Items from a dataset
* Begin *
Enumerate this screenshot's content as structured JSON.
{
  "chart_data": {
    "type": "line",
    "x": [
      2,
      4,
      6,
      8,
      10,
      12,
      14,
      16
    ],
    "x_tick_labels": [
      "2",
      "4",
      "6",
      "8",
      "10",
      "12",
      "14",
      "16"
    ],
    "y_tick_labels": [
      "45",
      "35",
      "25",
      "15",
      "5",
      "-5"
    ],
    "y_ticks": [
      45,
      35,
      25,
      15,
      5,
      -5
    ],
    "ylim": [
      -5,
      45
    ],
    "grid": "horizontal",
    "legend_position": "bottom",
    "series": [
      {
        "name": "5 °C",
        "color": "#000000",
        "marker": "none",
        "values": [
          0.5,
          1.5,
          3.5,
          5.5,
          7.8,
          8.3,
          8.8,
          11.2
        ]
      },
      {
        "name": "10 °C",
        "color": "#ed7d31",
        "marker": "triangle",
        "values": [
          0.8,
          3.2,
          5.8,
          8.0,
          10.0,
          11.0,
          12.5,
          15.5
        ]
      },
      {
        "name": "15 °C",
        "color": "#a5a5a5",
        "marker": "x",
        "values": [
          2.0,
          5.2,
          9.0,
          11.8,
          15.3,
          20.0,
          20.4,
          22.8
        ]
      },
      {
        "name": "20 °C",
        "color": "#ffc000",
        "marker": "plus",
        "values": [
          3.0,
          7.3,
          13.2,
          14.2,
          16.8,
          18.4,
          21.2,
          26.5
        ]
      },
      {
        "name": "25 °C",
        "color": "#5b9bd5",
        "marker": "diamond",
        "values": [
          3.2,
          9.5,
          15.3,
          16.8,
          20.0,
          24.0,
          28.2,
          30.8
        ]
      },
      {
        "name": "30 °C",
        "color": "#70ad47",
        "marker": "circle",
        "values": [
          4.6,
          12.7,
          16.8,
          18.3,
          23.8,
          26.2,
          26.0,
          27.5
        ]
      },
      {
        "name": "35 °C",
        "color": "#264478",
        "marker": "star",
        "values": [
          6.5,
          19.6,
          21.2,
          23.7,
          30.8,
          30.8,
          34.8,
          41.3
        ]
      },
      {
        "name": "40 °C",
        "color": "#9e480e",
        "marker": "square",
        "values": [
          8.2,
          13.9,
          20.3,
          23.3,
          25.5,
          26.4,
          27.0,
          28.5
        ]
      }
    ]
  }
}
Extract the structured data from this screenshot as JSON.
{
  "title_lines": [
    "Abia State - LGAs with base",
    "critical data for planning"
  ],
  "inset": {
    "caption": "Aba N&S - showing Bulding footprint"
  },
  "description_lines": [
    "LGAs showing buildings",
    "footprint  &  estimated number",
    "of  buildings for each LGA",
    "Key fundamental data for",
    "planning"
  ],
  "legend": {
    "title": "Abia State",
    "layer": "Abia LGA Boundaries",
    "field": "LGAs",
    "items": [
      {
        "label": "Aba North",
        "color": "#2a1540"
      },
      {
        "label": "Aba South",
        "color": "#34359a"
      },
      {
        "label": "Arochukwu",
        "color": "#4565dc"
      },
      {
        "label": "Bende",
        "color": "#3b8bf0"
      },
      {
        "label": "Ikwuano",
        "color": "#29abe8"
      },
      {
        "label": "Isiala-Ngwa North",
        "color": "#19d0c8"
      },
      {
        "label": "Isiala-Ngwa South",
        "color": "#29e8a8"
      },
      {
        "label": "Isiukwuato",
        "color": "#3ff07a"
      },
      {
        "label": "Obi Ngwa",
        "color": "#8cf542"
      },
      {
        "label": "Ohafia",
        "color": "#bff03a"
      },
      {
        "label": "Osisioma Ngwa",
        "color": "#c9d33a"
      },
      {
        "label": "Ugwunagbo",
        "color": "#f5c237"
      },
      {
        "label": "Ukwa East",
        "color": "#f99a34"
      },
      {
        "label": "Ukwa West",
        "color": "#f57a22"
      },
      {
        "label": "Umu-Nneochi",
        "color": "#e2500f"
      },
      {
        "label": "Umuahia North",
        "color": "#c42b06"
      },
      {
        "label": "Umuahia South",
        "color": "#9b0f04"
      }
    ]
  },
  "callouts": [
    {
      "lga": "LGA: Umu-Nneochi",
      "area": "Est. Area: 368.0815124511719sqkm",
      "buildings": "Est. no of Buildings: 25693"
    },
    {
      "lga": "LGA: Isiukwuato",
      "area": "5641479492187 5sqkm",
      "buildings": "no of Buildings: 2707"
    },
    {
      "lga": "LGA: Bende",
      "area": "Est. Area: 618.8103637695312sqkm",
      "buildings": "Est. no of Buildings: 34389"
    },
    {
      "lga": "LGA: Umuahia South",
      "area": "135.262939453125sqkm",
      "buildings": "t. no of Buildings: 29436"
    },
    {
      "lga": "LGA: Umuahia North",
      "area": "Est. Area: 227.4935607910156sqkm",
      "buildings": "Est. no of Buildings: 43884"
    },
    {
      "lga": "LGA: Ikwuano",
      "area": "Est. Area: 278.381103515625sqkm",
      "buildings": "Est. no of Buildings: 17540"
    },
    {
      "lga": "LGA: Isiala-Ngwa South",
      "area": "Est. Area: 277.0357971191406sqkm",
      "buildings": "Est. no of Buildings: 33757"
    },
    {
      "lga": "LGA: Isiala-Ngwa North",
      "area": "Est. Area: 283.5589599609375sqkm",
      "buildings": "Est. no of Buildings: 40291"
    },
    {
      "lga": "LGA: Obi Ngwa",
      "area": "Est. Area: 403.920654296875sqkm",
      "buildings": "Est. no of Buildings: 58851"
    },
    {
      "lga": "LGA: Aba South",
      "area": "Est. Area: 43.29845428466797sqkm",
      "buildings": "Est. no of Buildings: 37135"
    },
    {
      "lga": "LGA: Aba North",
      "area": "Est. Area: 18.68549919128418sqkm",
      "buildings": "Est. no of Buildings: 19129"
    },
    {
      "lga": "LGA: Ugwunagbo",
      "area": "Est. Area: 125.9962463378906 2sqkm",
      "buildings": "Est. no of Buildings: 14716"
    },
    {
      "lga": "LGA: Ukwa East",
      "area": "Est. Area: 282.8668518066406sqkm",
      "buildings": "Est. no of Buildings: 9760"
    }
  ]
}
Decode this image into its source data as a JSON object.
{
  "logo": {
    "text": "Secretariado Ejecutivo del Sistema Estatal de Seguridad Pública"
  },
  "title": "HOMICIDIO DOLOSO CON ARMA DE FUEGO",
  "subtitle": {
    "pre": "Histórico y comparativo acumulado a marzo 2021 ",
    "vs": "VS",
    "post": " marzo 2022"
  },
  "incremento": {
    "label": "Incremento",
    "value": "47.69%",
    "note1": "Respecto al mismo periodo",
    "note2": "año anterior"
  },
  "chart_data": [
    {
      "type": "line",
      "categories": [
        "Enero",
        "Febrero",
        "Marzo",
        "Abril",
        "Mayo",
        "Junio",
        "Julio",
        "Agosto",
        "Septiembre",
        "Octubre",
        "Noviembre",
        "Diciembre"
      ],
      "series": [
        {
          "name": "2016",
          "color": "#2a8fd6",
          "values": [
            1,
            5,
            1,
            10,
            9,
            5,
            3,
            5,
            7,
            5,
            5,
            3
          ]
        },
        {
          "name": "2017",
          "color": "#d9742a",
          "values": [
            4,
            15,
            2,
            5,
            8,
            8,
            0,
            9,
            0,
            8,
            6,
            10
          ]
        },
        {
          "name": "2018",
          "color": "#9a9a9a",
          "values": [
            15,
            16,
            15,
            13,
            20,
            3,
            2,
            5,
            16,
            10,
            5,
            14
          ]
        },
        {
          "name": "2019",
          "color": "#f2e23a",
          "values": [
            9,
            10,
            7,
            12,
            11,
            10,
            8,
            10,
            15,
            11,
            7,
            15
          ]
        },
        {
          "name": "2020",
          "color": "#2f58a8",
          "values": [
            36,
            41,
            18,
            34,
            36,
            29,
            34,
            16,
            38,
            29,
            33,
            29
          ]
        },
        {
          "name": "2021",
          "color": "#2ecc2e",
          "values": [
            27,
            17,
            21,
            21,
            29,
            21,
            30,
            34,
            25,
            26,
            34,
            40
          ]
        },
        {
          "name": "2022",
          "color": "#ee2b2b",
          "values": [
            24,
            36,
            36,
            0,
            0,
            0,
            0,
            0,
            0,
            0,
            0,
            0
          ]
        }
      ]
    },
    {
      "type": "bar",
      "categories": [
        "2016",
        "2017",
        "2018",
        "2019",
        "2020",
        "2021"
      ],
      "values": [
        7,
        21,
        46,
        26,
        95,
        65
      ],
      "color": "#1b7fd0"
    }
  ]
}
* End *
EXERCISE BRIEF →
Scan the entries above. Copy each line that has the string "Ngwa".

EXERCISE ANSWER →
        "label": "Isiala-Ngwa North",
        "label": "Isiala-Ngwa South",
        "label": "Obi Ngwa",
        "label": "Osisioma Ngwa",
      "lga": "LGA: Isiala-Ngwa South",
      "lga": "LGA: Isiala-Ngwa North",
      "lga": "LGA: Obi Ngwa",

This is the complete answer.